Go through the records and show each line where the word "matter" occurs.

>> Start DATA RECORDS

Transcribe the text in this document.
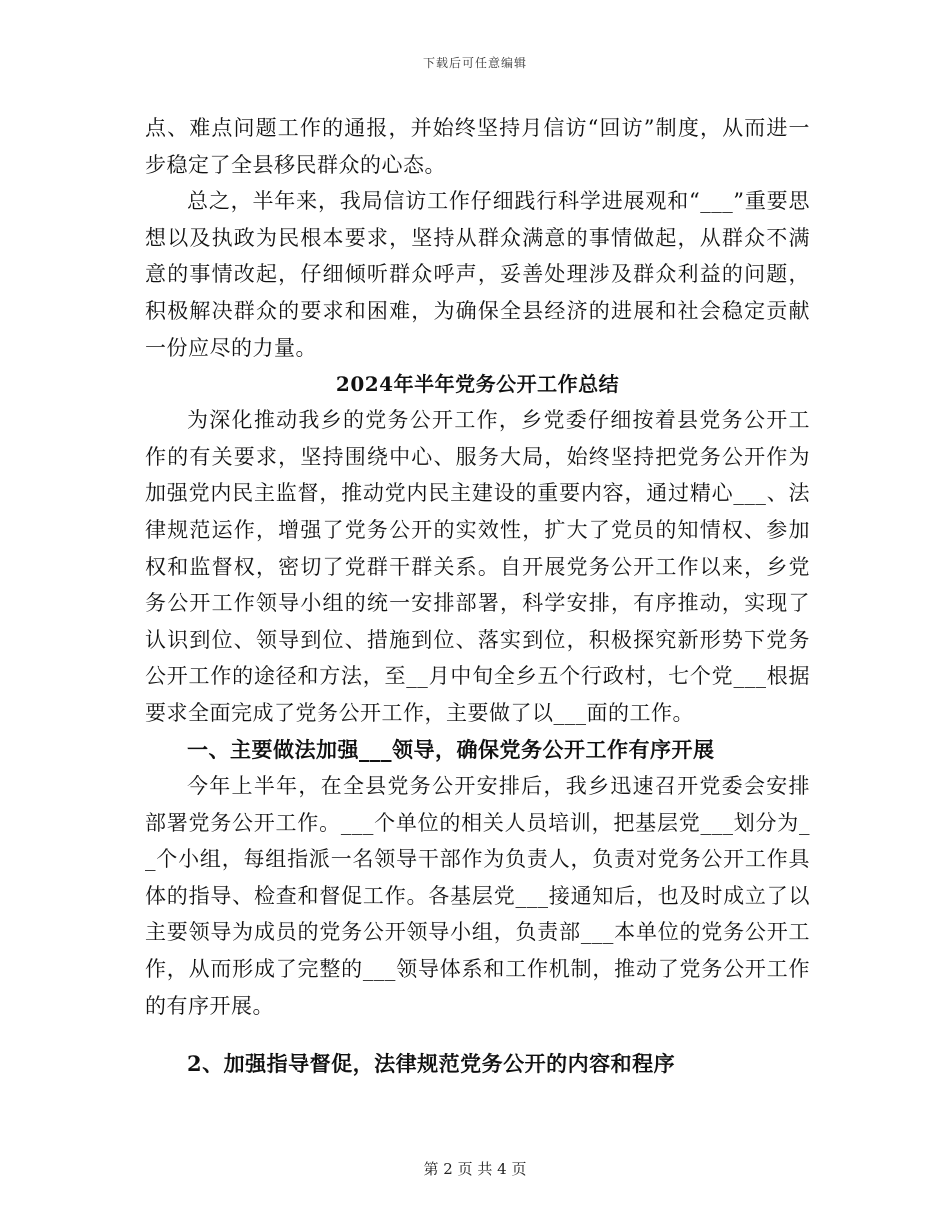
下载后可任意编辑

点、难点问题工作的通报，并始终坚持月信访“回访”制度，从而进一步稳定了全县移民群众的心态。

总之，半年来，我局信访工作仔细践行科学进展观和“___”重要思想以及执政为民根本要求，坚持从群众满意的事情做起，从群众不满意的事情改起，仔细倾听群众呼声，妥善处理涉及群众利益的问题，积极解决群众的要求和困难，为确保全县经济的进展和社会稳定贡献一份应尽的力量。

2024年半年党务公开工作总结

为深化推动我乡的党务公开工作，乡党委仔细按着县党务公开工作的有关要求，坚持围绕中心、服务大局，始终坚持把党务公开作为加强党内民主监督，推动党内民主建设的重要内容，通过精心___、法律规范运作，增强了党务公开的实效性，扩大了党员的知情权、参加权和监督权，密切了党群干群关系。自开展党务公开工作以来，乡党务公开工作领导小组的统一安排部署，科学安排，有序推动，实现了认识到位、领导到位、措施到位、落实到位，积极探究新形势下党务公开工作的途径和方法，至__月中旬全乡五个行政村，七个党___根据要求全面完成了党务公开工作，主要做了以___面的工作。

一、主要做法加强___领导，确保党务公开工作有序开展

今年上半年，在全县党务公开安排后，我乡迅速召开党委会安排部署党务公开工作。___个单位的相关人员培训，把基层党___划分为__个小组，每组指派一名领导干部作为负责人，负责对党务公开工作具体的指导、检查和督促工作。各基层党___接通知后，也及时成立了以主要领导为成员的党务公开领导小组，负责部___本单位的党务公开工作，从而形成了完整的___领导体系和工作机制，推动了党务公开工作的有序开展。

2、加强指导督促，法律规范党务公开的内容和程序
第 2 页 共 4 页
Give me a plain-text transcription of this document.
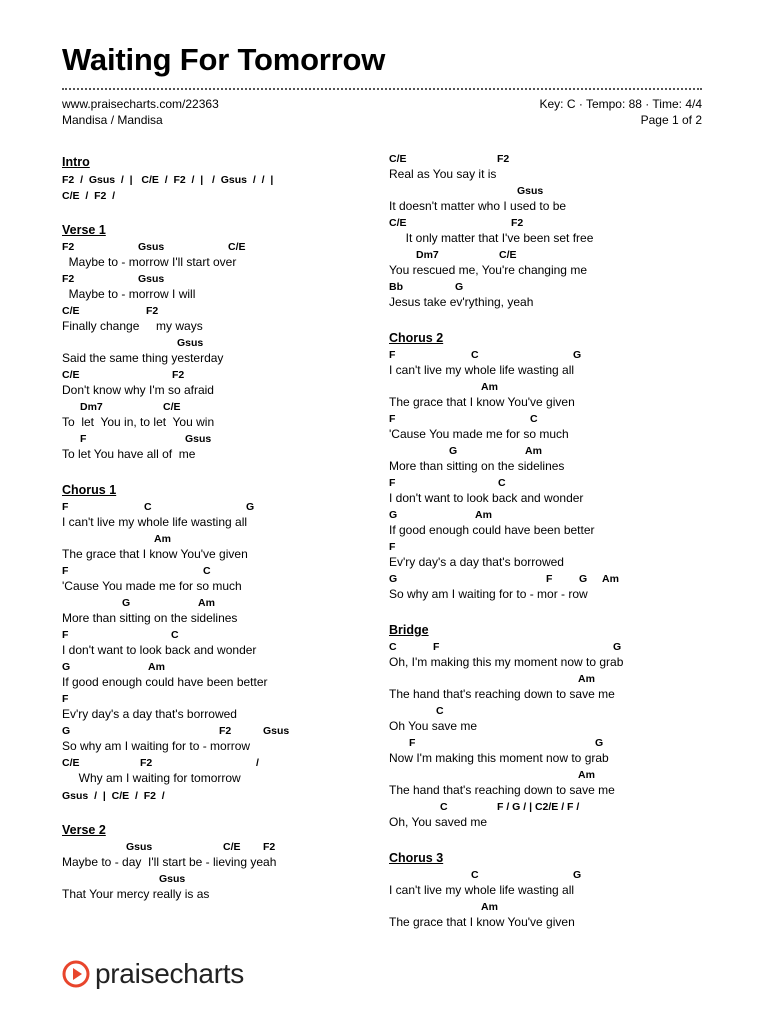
Waiting For Tomorrow
www.praisecharts.com/22363
Mandisa / Mandisa
Key: C · Tempo: 88 · Time: 4/4
Page 1 of 2
Intro
F2  /  Gsus  /  |   C/E  /  F2  /  |   /  Gsus  /  /  |
C/E  /  F2  /
Verse 1
F2	Gsus	C/E
Maybe to - morrow I'll start over
F2	Gsus
Maybe to - morrow I will
C/E	F2
Finally change     my ways
Gsus
Said the same thing yesterday
C/E	F2
Don't know why I'm so afraid
Dm7	C/E
To  let  You in, to let  You win
F	Gsus
To let You have all of  me
Chorus 1
F	C	G
I can't live my whole life wasting all
Am
The grace that I know You've given
F	C
'Cause You made me for so much
G	Am
More than sitting on the sidelines
F	C
I don't want to look back and wonder
G	Am
If good enough could have been better
F
Ev'ry day's a day that's borrowed
G	F2	Gsus
So why am I waiting for to - morrow
C/E	F2	/
Why am I waiting for tomorrow
Gsus  /  |  C/E  /  F2  /
Verse 2
Gsus	C/E F2
Maybe to - day  I'll start be - lieving yeah
Gsus
That Your mercy really is as
C/E	F2
Real as You say it is
Gsus
It doesn't matter who I used to be
C/E	F2
It only matter that I've been set free
Dm7	C/E
You rescued me, You're changing me
Bb	G
Jesus take ev'rything, yeah
Chorus 2
F	C	G
I can't live my whole life wasting all
Am
The grace that I know You've given
F	C
'Cause You made me for so much
G	Am
More than sitting on the sidelines
F	C
I don't want to look back and wonder
G	Am
If good enough could have been better
F
Ev'ry day's a day that's borrowed
G	F	G Am
So why am I waiting for to - mor - row
Bridge
C	F	G
Oh, I'm making this my moment now to grab
Am
The hand that's reaching down to save me
C
Oh You save me
F	G
Now I'm making this moment now to grab
Am
The hand that's reaching down to save me
C	F / G / | C2/E / F /
Oh, You saved me
Chorus 3
C	G
I can't live my whole life wasting all
Am
The grace that I know You've given
praisecharts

>> End DATA RECORDS

### EXERCISE SOLUTION
It doesn't matter who I used to be
It only matter that I've been set free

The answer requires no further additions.